Working from the material below, print the lines from the line holding "What does this" through its final line, inclusive, exactly and with nothing else; pictures are excluded.

** Start of MATERIALS PROVIDED **

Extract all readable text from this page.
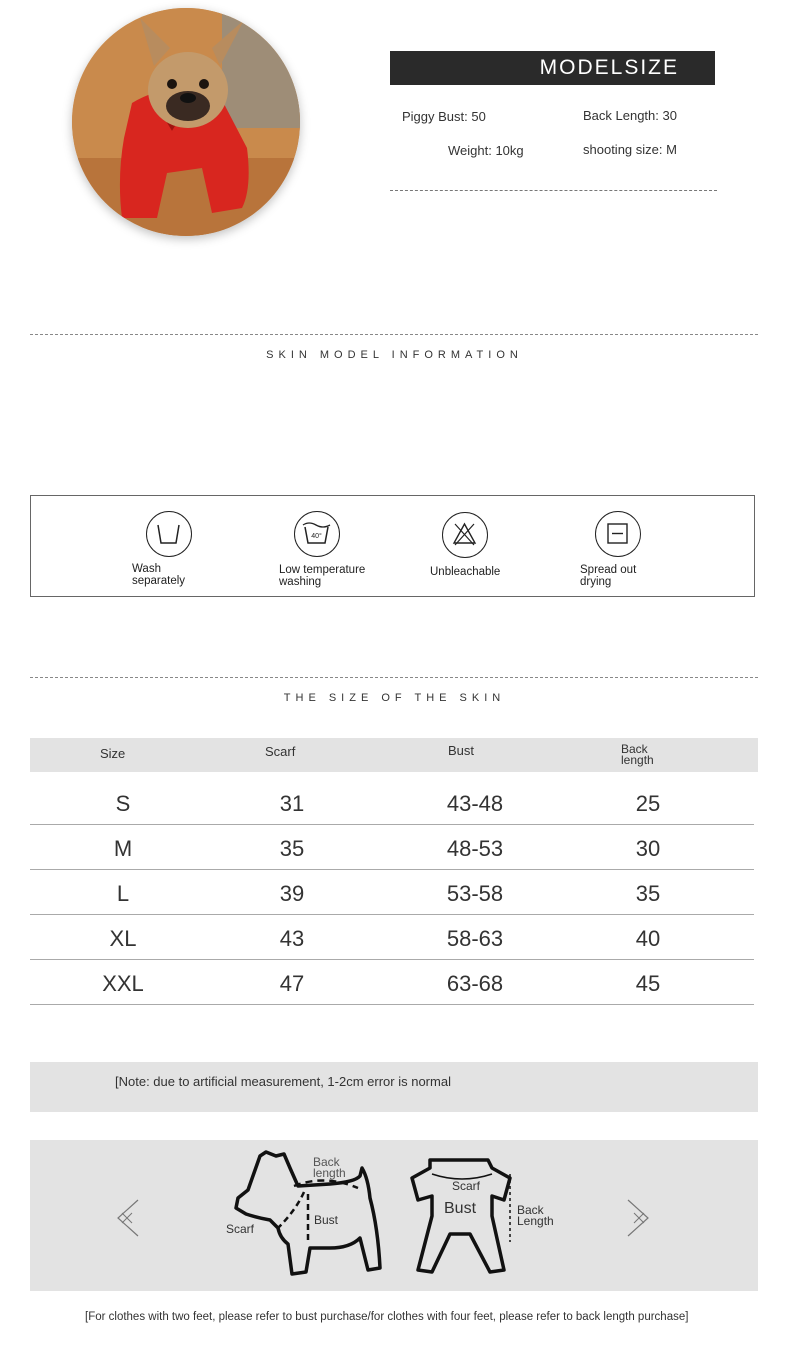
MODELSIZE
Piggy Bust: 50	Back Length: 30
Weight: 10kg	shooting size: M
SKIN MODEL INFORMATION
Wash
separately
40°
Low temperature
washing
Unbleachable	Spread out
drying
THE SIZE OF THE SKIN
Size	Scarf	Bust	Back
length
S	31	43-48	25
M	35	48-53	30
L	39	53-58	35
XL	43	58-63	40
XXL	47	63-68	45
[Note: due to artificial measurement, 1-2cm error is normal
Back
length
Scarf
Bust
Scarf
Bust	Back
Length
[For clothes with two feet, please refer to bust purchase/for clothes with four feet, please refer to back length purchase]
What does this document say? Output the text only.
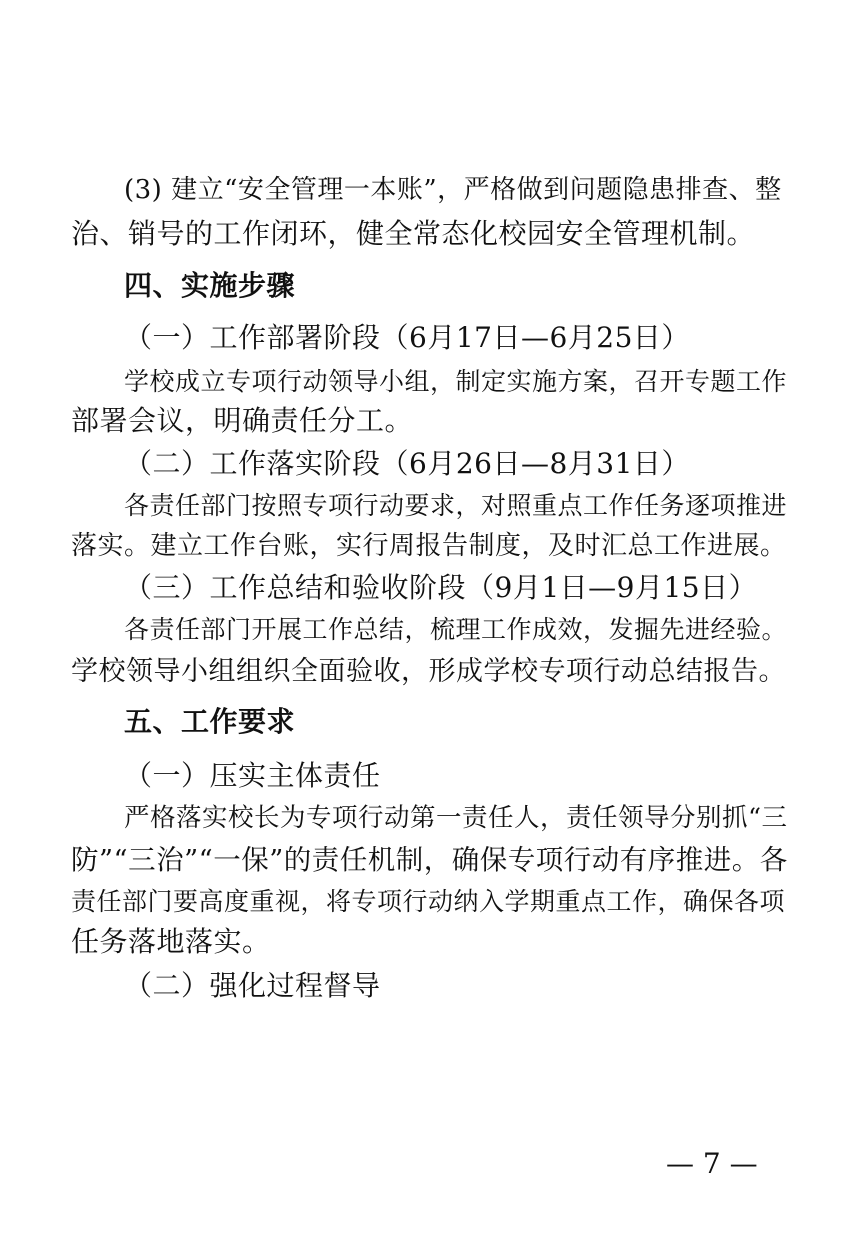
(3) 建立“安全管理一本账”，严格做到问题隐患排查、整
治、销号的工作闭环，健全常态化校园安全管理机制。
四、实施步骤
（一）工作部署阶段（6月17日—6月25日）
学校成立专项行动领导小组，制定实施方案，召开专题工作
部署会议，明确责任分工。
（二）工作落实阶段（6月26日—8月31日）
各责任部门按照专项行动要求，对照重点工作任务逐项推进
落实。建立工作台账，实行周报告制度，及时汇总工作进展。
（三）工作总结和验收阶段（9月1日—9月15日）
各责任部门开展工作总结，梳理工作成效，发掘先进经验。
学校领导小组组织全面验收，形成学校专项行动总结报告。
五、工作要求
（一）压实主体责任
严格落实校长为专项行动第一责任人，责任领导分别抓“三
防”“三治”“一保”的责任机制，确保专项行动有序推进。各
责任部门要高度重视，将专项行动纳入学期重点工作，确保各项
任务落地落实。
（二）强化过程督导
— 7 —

** End of MATERIALS PROVIDED **

SOLUTION TO THIS EXERCISE:
What does this document say? Output the text only.
(3) 建立“安全管理一本账”，严格做到问题隐患排查、整
治、销号的工作闭环，健全常态化校园安全管理机制。
四、实施步骤
（一）工作部署阶段（6月17日—6月25日）
学校成立专项行动领导小组，制定实施方案，召开专题工作
部署会议，明确责任分工。
（二）工作落实阶段（6月26日—8月31日）
各责任部门按照专项行动要求，对照重点工作任务逐项推进
落实。建立工作台账，实行周报告制度，及时汇总工作进展。
（三）工作总结和验收阶段（9月1日—9月15日）
各责任部门开展工作总结，梳理工作成效，发掘先进经验。
学校领导小组组织全面验收，形成学校专项行动总结报告。
五、工作要求
（一）压实主体责任
严格落实校长为专项行动第一责任人，责任领导分别抓“三
防”“三治”“一保”的责任机制，确保专项行动有序推进。各
责任部门要高度重视，将专项行动纳入学期重点工作，确保各项
任务落地落实。
（二）强化过程督导
— 7 —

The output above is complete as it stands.